- Given exercise
Repeat exactly, and only, the lines from the one holding "Read this page and output its text content." through the last line of the records below.

- Data records
****************
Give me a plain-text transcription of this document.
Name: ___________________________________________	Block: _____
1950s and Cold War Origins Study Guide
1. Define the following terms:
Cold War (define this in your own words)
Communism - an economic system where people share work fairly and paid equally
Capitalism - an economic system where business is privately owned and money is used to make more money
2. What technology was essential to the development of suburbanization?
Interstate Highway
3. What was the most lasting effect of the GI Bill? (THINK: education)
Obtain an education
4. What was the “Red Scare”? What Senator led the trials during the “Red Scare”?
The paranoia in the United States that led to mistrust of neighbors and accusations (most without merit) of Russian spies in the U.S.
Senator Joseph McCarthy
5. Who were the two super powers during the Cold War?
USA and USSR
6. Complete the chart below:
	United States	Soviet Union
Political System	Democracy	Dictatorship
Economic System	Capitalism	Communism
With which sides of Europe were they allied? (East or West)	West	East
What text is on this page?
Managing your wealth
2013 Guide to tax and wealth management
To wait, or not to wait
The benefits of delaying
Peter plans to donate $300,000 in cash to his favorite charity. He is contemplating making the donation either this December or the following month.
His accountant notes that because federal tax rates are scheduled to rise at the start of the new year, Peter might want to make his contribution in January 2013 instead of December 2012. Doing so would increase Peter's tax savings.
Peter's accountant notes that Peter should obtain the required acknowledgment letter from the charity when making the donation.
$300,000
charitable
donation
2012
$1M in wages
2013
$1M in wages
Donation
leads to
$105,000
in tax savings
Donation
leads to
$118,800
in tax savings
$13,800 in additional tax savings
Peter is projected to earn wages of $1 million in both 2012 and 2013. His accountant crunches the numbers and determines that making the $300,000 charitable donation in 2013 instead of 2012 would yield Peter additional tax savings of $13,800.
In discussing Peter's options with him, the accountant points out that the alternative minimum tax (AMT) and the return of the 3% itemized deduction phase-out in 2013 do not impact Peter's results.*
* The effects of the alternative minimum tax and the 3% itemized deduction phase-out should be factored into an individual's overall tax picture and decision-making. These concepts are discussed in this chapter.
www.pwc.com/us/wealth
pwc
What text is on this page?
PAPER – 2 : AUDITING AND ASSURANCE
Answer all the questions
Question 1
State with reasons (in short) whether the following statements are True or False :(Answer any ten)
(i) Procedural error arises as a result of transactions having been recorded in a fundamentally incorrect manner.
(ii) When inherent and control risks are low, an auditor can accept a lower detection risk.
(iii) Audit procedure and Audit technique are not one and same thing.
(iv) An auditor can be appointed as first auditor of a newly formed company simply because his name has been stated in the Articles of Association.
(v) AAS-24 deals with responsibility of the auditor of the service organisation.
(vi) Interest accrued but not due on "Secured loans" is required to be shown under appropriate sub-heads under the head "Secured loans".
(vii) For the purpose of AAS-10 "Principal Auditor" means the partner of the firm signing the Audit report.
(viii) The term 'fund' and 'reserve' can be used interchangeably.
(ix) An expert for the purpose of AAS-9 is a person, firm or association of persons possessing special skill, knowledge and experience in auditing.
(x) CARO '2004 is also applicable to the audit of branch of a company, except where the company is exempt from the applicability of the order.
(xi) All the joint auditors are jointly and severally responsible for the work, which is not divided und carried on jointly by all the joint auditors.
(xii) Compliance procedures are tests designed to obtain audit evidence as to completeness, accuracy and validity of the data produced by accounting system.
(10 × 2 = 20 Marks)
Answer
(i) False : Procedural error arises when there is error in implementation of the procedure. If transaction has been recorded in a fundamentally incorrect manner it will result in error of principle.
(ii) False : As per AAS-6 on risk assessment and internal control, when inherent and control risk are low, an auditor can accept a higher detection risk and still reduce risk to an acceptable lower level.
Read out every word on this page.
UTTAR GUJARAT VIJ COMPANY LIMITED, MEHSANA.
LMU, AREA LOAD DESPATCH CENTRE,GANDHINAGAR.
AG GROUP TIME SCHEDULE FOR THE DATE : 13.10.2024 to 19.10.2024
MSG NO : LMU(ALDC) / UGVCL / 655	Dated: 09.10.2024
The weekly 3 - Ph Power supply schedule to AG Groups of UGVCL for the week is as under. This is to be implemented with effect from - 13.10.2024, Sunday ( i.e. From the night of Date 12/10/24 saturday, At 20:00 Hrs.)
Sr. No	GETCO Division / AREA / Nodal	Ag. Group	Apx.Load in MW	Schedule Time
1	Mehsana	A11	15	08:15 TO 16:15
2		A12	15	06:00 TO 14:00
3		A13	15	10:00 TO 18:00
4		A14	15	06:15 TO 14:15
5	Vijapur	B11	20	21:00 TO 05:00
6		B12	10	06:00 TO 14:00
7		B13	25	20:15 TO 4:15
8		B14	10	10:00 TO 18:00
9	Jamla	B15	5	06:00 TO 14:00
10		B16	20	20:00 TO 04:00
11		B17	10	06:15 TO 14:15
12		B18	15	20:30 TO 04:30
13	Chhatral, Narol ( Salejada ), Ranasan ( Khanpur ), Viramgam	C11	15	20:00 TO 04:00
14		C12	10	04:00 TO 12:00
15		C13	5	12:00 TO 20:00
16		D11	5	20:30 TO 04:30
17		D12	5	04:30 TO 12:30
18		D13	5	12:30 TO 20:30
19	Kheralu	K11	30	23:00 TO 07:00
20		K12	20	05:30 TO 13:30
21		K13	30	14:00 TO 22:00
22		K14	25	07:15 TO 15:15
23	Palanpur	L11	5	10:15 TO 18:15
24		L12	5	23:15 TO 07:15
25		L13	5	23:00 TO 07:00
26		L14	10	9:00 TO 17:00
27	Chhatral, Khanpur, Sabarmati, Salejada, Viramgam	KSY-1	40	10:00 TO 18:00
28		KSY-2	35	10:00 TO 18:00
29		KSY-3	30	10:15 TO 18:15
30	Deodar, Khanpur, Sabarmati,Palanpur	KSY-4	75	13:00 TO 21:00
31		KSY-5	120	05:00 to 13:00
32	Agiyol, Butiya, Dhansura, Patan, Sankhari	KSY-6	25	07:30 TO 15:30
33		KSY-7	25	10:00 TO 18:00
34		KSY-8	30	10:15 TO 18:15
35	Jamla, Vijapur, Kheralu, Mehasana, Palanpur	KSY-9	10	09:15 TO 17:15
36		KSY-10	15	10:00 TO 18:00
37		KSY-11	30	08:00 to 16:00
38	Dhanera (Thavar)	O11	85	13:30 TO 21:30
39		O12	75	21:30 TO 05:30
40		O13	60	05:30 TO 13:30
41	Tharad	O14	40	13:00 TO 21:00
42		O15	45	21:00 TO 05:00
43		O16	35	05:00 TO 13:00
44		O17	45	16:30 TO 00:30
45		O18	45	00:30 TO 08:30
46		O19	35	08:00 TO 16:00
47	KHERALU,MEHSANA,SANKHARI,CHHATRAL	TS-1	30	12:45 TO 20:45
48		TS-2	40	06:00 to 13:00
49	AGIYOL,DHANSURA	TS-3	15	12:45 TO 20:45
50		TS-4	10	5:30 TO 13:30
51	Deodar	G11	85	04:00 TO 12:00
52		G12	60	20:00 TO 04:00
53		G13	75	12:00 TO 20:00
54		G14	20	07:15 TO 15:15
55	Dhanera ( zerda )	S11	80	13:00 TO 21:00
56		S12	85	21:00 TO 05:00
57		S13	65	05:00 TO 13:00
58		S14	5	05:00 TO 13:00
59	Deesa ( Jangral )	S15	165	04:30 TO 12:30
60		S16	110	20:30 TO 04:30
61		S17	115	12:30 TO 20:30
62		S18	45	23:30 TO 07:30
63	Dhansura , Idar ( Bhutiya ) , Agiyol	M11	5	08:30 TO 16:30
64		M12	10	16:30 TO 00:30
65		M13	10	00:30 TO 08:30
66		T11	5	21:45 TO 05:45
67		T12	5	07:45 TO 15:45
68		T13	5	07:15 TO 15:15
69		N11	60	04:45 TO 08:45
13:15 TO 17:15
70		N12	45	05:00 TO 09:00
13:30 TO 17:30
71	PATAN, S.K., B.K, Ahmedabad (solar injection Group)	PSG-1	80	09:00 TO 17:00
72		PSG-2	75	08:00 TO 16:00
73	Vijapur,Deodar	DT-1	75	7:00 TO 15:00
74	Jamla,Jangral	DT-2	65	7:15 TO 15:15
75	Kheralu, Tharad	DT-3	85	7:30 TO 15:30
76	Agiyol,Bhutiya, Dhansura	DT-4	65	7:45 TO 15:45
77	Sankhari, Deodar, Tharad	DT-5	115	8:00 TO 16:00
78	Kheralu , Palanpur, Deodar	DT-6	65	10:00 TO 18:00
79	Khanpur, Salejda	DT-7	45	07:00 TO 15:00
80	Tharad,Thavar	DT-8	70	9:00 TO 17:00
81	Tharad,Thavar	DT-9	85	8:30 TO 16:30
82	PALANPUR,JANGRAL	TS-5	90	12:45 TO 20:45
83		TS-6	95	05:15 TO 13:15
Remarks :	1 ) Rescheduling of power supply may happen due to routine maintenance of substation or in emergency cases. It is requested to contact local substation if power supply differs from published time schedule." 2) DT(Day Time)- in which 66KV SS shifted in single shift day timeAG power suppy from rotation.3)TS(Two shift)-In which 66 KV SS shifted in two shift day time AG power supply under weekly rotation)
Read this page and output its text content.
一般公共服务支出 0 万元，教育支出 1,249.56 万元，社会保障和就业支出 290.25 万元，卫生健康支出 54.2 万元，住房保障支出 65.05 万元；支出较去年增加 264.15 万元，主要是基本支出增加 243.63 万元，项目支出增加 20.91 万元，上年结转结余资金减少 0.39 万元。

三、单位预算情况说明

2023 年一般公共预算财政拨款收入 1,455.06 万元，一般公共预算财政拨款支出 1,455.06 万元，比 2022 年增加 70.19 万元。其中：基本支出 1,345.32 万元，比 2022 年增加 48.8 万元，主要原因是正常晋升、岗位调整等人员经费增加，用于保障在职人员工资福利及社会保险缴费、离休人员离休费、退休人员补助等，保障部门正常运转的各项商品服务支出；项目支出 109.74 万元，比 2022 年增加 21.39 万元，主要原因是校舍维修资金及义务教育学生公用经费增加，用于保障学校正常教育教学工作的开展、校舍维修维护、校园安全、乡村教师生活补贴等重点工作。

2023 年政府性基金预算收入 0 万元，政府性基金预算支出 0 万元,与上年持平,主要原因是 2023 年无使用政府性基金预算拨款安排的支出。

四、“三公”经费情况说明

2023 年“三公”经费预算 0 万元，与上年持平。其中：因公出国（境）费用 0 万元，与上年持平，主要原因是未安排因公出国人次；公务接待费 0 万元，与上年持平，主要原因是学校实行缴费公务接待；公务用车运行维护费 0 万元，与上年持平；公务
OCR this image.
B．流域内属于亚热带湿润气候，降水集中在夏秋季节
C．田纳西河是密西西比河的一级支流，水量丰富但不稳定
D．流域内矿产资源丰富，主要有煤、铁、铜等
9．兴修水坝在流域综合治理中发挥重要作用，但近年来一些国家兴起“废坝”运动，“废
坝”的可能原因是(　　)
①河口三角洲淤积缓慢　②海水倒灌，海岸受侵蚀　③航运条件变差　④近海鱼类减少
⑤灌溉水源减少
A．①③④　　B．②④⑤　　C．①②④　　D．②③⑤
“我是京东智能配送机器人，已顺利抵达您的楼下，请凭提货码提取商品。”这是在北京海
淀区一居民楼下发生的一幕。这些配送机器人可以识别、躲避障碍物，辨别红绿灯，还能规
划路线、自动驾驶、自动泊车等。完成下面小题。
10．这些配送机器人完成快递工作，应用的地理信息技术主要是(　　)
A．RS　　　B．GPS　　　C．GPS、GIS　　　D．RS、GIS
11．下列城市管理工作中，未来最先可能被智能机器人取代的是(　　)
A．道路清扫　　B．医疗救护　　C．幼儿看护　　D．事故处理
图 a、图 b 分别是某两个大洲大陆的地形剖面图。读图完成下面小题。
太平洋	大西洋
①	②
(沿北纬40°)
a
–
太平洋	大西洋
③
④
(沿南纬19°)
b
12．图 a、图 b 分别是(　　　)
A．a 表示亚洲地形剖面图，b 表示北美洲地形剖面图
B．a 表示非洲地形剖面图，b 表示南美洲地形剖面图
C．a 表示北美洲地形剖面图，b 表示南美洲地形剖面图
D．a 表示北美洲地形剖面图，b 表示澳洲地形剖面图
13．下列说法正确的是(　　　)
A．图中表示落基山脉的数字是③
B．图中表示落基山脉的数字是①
****************
- Result for this exercise
Read this page and output its text content.
一般公共服务支出 0 万元，教育支出 1,249.56 万元，社会保障和就业支出 290.25 万元，卫生健康支出 54.2 万元，住房保障支出 65.05 万元；支出较去年增加 264.15 万元，主要是基本支出增加 243.63 万元，项目支出增加 20.91 万元，上年结转结余资金减少 0.39 万元。

三、单位预算情况说明

2023 年一般公共预算财政拨款收入 1,455.06 万元，一般公共预算财政拨款支出 1,455.06 万元，比 2022 年增加 70.19 万元。其中：基本支出 1,345.32 万元，比 2022 年增加 48.8 万元，主要原因是正常晋升、岗位调整等人员经费增加，用于保障在职人员工资福利及社会保险缴费、离休人员离休费、退休人员补助等，保障部门正常运转的各项商品服务支出；项目支出 109.74 万元，比 2022 年增加 21.39 万元，主要原因是校舍维修资金及义务教育学生公用经费增加，用于保障学校正常教育教学工作的开展、校舍维修维护、校园安全、乡村教师生活补贴等重点工作。

2023 年政府性基金预算收入 0 万元，政府性基金预算支出 0 万元,与上年持平,主要原因是 2023 年无使用政府性基金预算拨款安排的支出。

四、“三公”经费情况说明

2023 年“三公”经费预算 0 万元，与上年持平。其中：因公出国（境）费用 0 万元，与上年持平，主要原因是未安排因公出国人次；公务接待费 0 万元，与上年持平，主要原因是学校实行缴费公务接待；公务用车运行维护费 0 万元，与上年持平；公务
OCR this image.
B．流域内属于亚热带湿润气候，降水集中在夏秋季节
C．田纳西河是密西西比河的一级支流，水量丰富但不稳定
D．流域内矿产资源丰富，主要有煤、铁、铜等
9．兴修水坝在流域综合治理中发挥重要作用，但近年来一些国家兴起“废坝”运动，“废
坝”的可能原因是(　　)
①河口三角洲淤积缓慢　②海水倒灌，海岸受侵蚀　③航运条件变差　④近海鱼类减少
⑤灌溉水源减少
A．①③④　　B．②④⑤　　C．①②④　　D．②③⑤
“我是京东智能配送机器人，已顺利抵达您的楼下，请凭提货码提取商品。”这是在北京海
淀区一居民楼下发生的一幕。这些配送机器人可以识别、躲避障碍物，辨别红绿灯，还能规
划路线、自动驾驶、自动泊车等。完成下面小题。
10．这些配送机器人完成快递工作，应用的地理信息技术主要是(　　)
A．RS　　　B．GPS　　　C．GPS、GIS　　　D．RS、GIS
11．下列城市管理工作中，未来最先可能被智能机器人取代的是(　　)
A．道路清扫　　B．医疗救护　　C．幼儿看护　　D．事故处理
图 a、图 b 分别是某两个大洲大陆的地形剖面图。读图完成下面小题。
太平洋	大西洋
①	②
(沿北纬40°)
a
–
太平洋	大西洋
③
④
(沿南纬19°)
b
12．图 a、图 b 分别是(　　　)
A．a 表示亚洲地形剖面图，b 表示北美洲地形剖面图
B．a 表示非洲地形剖面图，b 表示南美洲地形剖面图
C．a 表示北美洲地形剖面图，b 表示南美洲地形剖面图
D．a 表示北美洲地形剖面图，b 表示澳洲地形剖面图
13．下列说法正确的是(　　　)
A．图中表示落基山脉的数字是③
B．图中表示落基山脉的数字是①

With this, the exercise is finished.